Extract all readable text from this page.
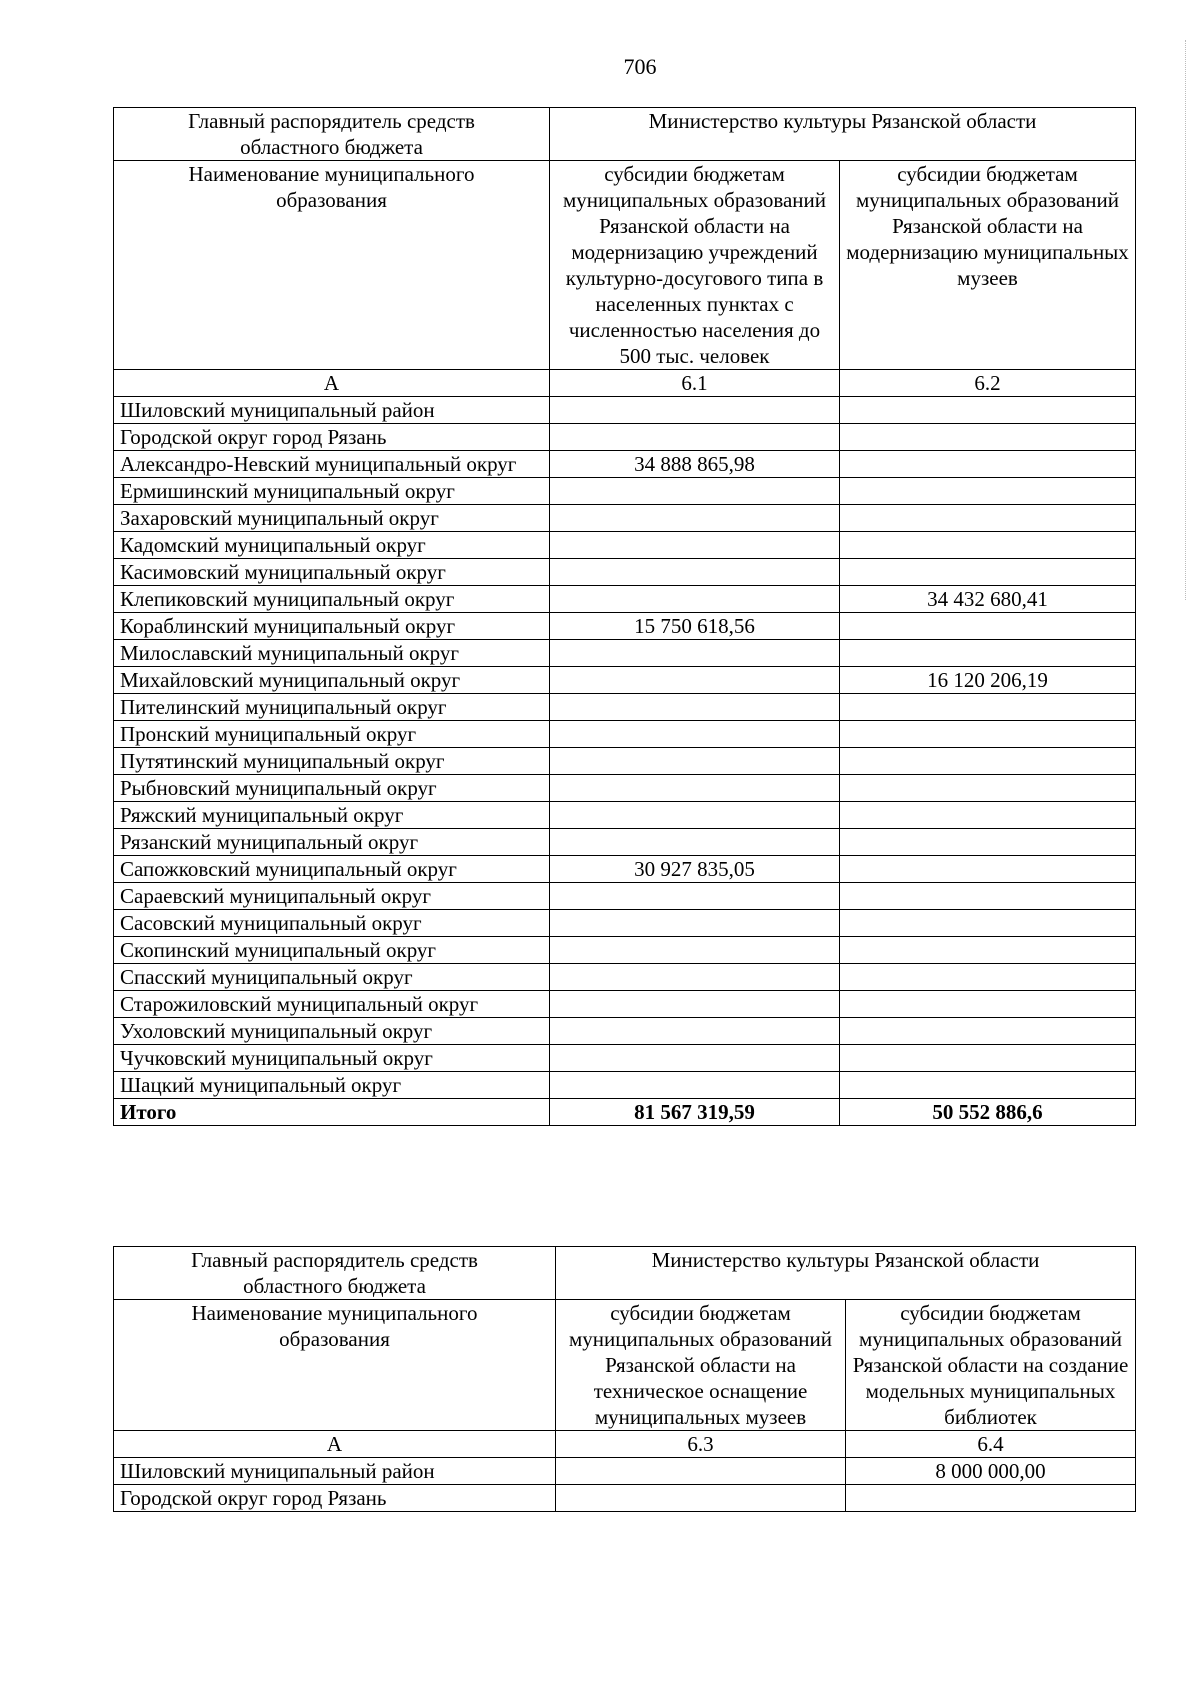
706
Главный распорядитель средств областного бюджета	Министерство культуры Рязанской области	
Наименование муниципального образования	субсидии бюджетам муниципальных образований Рязанской области на модернизацию учреждений культурно-досугового типа в населенных пунктах с численностью населения до 500 тыс. человек	субсидии бюджетам муниципальных образований Рязанской области на модернизацию муниципальных музеев
А	6.1	6.2
Шиловский муниципальный район		
Городской округ город Рязань		
Александро-Невский муниципальный округ	34 888 865,98	
Ермишинский муниципальный округ		
Захаровский муниципальный округ		
Кадомский муниципальный округ		
Касимовский муниципальный округ		
Клепиковский муниципальный округ		34 432 680,41
Кораблинский муниципальный округ	15 750 618,56	
Милославский муниципальный округ		
Михайловский муниципальный округ		16 120 206,19
Пителинский муниципальный округ		
Пронский муниципальный округ		
Путятинский муниципальный округ		
Рыбновский муниципальный округ		
Ряжский муниципальный округ		
Рязанский муниципальный округ		
Сапожковский муниципальный округ	30 927 835,05	
Сараевский муниципальный округ		
Сасовский муниципальный округ		
Скопинский муниципальный округ		
Спасский муниципальный округ		
Старожиловский муниципальный округ		
Ухоловский муниципальный округ		
Чучковский муниципальный округ		
Шацкий муниципальный округ		
Итого	81 567 319,59	50 552 886,6
Главный распорядитель средств областного бюджета	Министерство культуры Рязанской области	
Наименование муниципального образования	субсидии бюджетам муниципальных образований Рязанской области на техническое оснащение муниципальных музеев	субсидии бюджетам муниципальных образований Рязанской области на создание модельных муниципальных библиотек
А	6.3	6.4
Шиловский муниципальный район		8 000 000,00
Городской округ город Рязань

▶ [TASK DETAILS]: Check each line above for the word "образования" and give the number of lines that have it, nothing else.

▶ [SOLUTION BELOW]: 2